Provide only the number of lines where "JSON" occurs.

[Dataset listings of figures]
#####

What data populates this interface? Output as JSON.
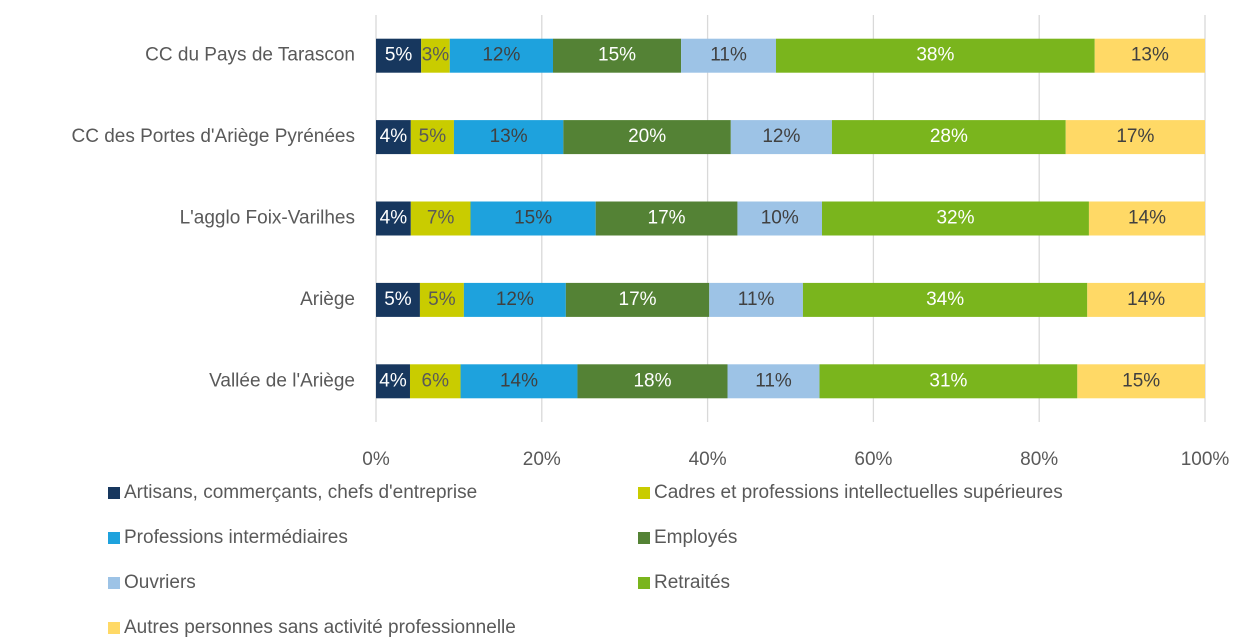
{
  "chart_data": {
    "type": "stacked_barh",
    "categories": [
      "CC du Pays de Tarascon",
      "CC des Portes d'Ariège Pyrénées",
      "L'agglo Foix-Varilhes",
      "Ariège",
      "Vallée de l'Ariège"
    ],
    "series": [
      {
        "name": "Artisans, commerçants, chefs d'entreprise",
        "color": "#17375e",
        "label_color": "#ffffff",
        "values": [
          5.45,
          4.2,
          4.2,
          5.3,
          4.1
        ],
        "value_labels": [
          "5%",
          "4%",
          "4%",
          "5%",
          "4%"
        ]
      },
      {
        "name": "Cadres et professions intellectuelles supérieures",
        "color": "#c9cc00",
        "label_color": "#595959",
        "values": [
          3.45,
          5.2,
          7.2,
          5.3,
          6.1
        ],
        "value_labels": [
          "3%",
          "5%",
          "7%",
          "5%",
          "6%"
        ]
      },
      {
        "name": "Professions intermédiaires",
        "color": "#1ea2dd",
        "label_color": "#404040",
        "values": [
          12.45,
          13.2,
          15.1,
          12.3,
          14.1
        ],
        "value_labels": [
          "12%",
          "13%",
          "15%",
          "12%",
          "14%"
        ]
      },
      {
        "name": "Employés",
        "color": "#548235",
        "label_color": "#ffffff",
        "values": [
          15.45,
          20.2,
          17.1,
          17.3,
          18.1
        ],
        "value_labels": [
          "15%",
          "20%",
          "17%",
          "17%",
          "18%"
        ]
      },
      {
        "name": "Ouvriers",
        "color": "#9dc3e6",
        "label_color": "#404040",
        "values": [
          11.45,
          12.2,
          10.2,
          11.3,
          11.1
        ],
        "value_labels": [
          "11%",
          "12%",
          "10%",
          "11%",
          "11%"
        ]
      },
      {
        "name": "Retraités",
        "color": "#7ab51d",
        "label_color": "#ffffff",
        "values": [
          38.45,
          28.2,
          32.2,
          34.3,
          31.1
        ],
        "value_labels": [
          "38%",
          "28%",
          "32%",
          "34%",
          "31%"
        ]
      },
      {
        "name": "Autres personnes sans activité professionnelle",
        "color": "#ffd966",
        "label_color": "#404040",
        "values": [
          13.3,
          16.8,
          14.0,
          14.2,
          15.4
        ],
        "value_labels": [
          "13%",
          "17%",
          "14%",
          "14%",
          "15%"
        ]
      }
    ],
    "xlim": [
      0,
      100
    ],
    "xticks": [
      {
        "value": 0,
        "label": "0%"
      },
      {
        "value": 20,
        "label": "20%"
      },
      {
        "value": 40,
        "label": "40%"
      },
      {
        "value": 60,
        "label": "60%"
      },
      {
        "value": 80,
        "label": "80%"
      },
      {
        "value": 100,
        "label": "100%"
      }
    ],
    "grid": true,
    "legend": "bottom"
  }
}
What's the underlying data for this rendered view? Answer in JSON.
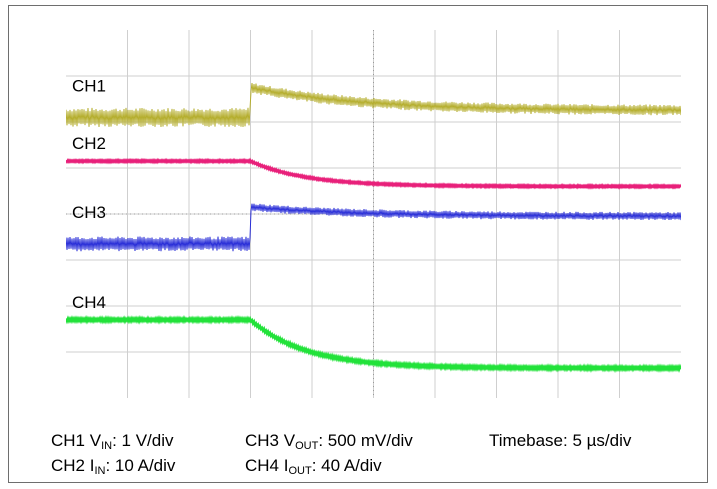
{
  "chart_data": {
    "type": "line",
    "title": "",
    "grid": true,
    "divisions": {
      "x": 10,
      "y": 8
    },
    "transient_at_div": 3,
    "series": [
      {
        "name": "CH1",
        "color": "#b5ae2e",
        "noise_div": 0.42,
        "levels_div": {
          "before": 6.1,
          "peak": 6.75,
          "after": 6.25
        }
      },
      {
        "name": "CH2",
        "color": "#e8207a",
        "noise_div": 0.04,
        "levels_div": {
          "before": 5.15,
          "after": 4.6
        }
      },
      {
        "name": "CH3",
        "color": "#2a2fd8",
        "noise_div": 0.32,
        "levels_div": {
          "before": 3.35,
          "peak": 4.15,
          "after": 3.95
        }
      },
      {
        "name": "CH4",
        "color": "#22e23a",
        "noise_div": 0.06,
        "levels_div": {
          "before": 1.7,
          "after": 0.65
        }
      }
    ],
    "legend": [
      {
        "ch": "CH1 V",
        "sub": "IN",
        "scale": ": 1 V/div"
      },
      {
        "ch": "CH2 I",
        "sub": "IN",
        "scale": ": 10 A/div"
      },
      {
        "ch": "CH3 V",
        "sub": "OUT",
        "scale": ": 500 mV/div"
      },
      {
        "ch": "CH4 I",
        "sub": "OUT",
        "scale": ": 40 A/div"
      },
      {
        "text": "Timebase: 5 µs/div"
      }
    ]
  }
}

#####

*Answer in full*: 2